__Text__.

Überraschende Ergebnisse: Studie zu E-Scootern & E-Bikes
Das Stichwort heißt Mikromobilitäts-Dienste – können E-Scooter und E-Bikes in Sharing-Systemen klimaschädliche Emissionen in Städten wirklich verringern? Oder ist der Hype unberechtigt? Fraunhofer-Forschende haben die Antworten gefunden.
Vor allem in Städten flitzen immer mehr Menschen mit E-Scootern und E-Bikes durch die Straßen, die ihnen gar nicht gehören – Sharing Dienste stellen sie bereit. Doch was bringen diese sogenannten Mikromobilitäts-Dienste (shared micromobility services) wirklich? Können sie zur Verkehrswende beitragen, oder ist das unterm Strich alles nur Spielerei? Wissenschaftlerinnen und Wissenschaftler vom Fraunhofer-Institut für System- und Innovationsforschung ISI haben im Auftrag des Anbieters Lime dazu eine Studie durchgeführt.

__Einträge__.
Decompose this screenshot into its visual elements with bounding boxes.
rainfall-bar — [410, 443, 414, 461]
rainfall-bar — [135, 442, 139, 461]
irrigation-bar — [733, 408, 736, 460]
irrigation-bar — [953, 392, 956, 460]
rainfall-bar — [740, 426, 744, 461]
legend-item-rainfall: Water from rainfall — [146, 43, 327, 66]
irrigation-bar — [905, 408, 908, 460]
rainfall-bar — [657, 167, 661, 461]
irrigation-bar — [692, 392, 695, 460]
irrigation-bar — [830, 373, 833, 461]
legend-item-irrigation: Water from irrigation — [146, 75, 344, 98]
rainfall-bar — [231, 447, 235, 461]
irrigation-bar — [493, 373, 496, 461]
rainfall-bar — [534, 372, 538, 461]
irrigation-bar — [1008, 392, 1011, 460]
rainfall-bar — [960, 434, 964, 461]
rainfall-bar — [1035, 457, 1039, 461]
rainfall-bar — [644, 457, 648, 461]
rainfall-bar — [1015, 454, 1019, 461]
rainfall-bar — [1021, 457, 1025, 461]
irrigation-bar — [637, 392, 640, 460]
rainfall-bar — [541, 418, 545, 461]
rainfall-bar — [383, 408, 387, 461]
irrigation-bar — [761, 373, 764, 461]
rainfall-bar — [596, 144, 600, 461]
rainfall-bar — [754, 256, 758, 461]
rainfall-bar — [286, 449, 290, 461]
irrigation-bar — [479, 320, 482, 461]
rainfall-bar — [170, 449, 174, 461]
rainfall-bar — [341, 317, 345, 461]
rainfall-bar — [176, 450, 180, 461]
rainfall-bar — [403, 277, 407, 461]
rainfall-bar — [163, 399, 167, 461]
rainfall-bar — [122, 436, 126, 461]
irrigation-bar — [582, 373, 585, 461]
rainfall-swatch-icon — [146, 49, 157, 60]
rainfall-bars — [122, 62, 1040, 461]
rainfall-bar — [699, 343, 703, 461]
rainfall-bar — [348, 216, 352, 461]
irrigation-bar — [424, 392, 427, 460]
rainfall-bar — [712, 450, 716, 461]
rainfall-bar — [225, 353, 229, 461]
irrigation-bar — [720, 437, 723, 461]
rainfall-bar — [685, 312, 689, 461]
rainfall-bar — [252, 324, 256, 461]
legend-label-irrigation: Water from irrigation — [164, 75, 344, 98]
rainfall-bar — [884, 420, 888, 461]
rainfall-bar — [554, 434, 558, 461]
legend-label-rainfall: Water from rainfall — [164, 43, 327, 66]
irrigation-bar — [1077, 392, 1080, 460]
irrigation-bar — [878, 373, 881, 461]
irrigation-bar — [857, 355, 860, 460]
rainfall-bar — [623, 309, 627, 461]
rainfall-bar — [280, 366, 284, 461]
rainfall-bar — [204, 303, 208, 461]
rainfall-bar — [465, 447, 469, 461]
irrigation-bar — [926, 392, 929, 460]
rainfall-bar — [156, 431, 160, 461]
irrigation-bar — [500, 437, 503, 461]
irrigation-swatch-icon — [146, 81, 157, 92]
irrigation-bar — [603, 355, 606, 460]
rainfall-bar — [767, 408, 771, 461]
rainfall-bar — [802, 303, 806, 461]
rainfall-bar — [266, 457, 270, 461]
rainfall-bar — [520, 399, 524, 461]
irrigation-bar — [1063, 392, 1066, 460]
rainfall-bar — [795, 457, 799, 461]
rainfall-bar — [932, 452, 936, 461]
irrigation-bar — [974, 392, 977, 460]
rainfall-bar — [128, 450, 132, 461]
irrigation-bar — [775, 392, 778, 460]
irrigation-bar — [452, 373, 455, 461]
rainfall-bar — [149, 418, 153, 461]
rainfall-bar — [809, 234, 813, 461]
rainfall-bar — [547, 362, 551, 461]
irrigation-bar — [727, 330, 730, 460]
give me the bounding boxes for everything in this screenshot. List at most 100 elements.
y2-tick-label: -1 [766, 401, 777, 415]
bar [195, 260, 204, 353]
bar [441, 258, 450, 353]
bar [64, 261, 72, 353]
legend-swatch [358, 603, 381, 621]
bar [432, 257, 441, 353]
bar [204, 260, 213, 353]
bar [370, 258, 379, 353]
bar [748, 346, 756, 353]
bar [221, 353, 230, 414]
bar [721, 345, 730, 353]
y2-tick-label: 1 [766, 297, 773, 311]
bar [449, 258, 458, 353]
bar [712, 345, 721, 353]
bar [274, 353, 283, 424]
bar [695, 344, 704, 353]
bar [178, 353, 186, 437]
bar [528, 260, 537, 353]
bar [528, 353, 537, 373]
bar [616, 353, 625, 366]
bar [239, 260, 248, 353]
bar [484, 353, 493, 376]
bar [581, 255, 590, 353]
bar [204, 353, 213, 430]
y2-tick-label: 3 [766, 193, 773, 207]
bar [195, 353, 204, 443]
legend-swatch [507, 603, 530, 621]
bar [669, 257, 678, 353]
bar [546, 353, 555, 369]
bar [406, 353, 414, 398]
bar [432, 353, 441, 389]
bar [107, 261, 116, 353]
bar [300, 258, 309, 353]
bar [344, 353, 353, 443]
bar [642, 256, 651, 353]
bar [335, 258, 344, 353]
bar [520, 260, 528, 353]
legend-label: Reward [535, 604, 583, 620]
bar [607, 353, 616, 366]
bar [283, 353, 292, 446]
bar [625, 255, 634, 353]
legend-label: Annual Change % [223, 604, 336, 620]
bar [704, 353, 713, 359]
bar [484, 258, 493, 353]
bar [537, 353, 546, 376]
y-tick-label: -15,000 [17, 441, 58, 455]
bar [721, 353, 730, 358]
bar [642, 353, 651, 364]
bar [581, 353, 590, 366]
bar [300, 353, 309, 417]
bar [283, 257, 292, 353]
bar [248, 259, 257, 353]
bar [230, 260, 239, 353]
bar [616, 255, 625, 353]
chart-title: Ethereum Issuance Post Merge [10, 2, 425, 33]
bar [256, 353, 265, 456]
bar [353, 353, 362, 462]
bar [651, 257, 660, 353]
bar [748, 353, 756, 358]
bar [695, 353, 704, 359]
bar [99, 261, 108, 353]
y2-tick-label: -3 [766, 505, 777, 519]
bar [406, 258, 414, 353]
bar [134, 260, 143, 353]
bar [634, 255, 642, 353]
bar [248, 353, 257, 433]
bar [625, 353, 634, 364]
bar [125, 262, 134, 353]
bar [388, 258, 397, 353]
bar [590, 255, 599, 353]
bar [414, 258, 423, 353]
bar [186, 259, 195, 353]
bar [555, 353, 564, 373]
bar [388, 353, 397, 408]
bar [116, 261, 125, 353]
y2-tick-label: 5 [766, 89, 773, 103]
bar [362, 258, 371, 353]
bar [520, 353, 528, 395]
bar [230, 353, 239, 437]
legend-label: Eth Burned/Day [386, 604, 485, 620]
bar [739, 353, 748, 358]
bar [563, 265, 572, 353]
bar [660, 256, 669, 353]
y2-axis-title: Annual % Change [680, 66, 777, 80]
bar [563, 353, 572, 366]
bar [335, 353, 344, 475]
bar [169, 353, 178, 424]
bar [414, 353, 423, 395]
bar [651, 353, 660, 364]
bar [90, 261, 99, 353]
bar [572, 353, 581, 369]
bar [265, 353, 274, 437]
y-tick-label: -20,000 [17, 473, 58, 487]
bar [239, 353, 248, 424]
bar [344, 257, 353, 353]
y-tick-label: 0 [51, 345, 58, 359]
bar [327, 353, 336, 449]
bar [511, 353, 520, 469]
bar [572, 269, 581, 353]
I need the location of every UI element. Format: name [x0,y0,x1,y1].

==

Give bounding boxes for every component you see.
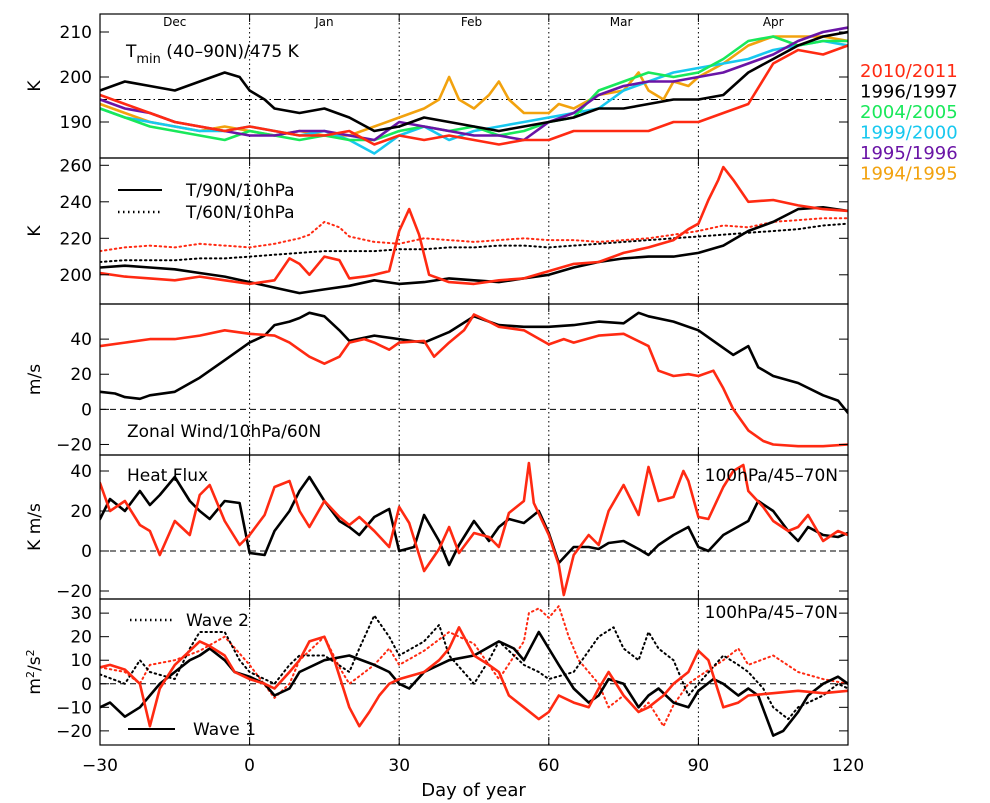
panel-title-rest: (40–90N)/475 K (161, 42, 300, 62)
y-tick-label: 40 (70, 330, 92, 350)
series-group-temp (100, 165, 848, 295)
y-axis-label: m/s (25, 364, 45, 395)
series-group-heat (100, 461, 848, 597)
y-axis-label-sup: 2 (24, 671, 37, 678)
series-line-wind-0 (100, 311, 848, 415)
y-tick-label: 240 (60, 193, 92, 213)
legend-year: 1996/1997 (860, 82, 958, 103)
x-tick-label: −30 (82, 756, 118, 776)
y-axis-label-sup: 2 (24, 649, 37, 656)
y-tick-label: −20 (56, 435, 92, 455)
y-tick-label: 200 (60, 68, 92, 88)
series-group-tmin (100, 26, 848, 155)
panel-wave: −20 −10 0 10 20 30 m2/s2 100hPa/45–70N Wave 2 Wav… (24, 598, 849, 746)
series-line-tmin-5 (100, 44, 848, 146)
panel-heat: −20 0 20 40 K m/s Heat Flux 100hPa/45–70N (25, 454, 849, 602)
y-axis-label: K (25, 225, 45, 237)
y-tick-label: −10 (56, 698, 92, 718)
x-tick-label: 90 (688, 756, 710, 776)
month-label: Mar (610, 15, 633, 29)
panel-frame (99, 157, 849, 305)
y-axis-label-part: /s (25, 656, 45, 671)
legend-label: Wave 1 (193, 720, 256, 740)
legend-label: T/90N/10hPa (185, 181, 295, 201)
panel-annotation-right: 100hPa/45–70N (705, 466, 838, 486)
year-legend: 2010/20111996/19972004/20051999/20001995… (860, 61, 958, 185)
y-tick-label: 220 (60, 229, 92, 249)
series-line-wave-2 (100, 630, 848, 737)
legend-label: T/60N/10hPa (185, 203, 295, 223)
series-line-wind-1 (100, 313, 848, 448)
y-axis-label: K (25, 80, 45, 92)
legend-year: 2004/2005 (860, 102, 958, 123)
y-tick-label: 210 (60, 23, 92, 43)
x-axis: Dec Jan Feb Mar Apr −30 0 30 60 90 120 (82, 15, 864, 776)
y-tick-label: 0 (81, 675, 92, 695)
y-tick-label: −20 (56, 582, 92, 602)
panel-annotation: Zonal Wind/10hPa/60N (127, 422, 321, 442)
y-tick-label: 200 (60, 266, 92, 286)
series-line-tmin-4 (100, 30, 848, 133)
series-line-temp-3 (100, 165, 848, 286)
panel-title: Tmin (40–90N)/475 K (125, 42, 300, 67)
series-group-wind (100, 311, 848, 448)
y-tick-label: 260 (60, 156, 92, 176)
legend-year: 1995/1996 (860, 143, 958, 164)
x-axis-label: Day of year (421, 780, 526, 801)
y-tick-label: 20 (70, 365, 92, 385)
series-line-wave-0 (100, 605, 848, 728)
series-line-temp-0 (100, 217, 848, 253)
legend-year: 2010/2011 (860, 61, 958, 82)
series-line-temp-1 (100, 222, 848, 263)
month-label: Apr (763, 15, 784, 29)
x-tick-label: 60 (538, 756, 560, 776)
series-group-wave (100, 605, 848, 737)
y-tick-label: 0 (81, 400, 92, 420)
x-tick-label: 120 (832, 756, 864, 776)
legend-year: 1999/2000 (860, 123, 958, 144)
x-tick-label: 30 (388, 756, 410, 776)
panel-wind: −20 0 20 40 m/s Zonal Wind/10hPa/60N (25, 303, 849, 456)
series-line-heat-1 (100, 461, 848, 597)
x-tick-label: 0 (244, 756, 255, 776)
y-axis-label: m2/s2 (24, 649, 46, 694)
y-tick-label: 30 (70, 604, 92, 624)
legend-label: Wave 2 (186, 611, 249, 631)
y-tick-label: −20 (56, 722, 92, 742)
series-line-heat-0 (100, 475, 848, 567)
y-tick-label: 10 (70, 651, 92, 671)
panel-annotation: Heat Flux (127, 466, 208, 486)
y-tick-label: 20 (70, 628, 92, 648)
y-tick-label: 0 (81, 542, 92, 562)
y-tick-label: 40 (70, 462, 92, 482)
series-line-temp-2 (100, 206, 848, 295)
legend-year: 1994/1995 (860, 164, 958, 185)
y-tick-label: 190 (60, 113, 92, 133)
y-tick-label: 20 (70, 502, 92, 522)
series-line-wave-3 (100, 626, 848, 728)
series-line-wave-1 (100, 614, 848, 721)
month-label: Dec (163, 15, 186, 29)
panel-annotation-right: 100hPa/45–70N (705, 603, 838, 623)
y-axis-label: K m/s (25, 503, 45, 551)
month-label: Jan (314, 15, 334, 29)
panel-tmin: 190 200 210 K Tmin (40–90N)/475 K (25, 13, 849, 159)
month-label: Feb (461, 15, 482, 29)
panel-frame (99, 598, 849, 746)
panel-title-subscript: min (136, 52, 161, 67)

__Aufgabe__. Gib aus dem Text über E-Scooter und E-Bikes den Abschnitt wörtlich wieder, der bei „Überraschende Ergebnisse: Studie“ beginnt und bei „eine Studie durchgeführt.“ endet. Stütze dich dabei nur auf den Text.

__Ergebnis__.
Überraschende Ergebnisse: Studie zu E-Scootern & E-Bikes
Das Stichwort heißt Mikromobilitäts-Dienste – können E-Scooter und E-Bikes in Sharing-Systemen klimaschädliche Emissionen in Städten wirklich verringern? Oder ist der Hype unberechtigt? Fraunhofer-Forschende haben die Antworten gefunden.
Vor allem in Städten flitzen immer mehr Menschen mit E-Scootern und E-Bikes durch die Straßen, die ihnen gar nicht gehören – Sharing Dienste stellen sie bereit. Doch was bringen diese sogenannten Mikromobilitäts-Dienste (shared micromobility services) wirklich? Können sie zur Verkehrswende beitragen, oder ist das unterm Strich alles nur Spielerei? Wissenschaftlerinnen und Wissenschaftler vom Fraunhofer-Institut für System- und Innovationsforschung ISI haben im Auftrag des Anbieters Lime dazu eine Studie durchgeführt.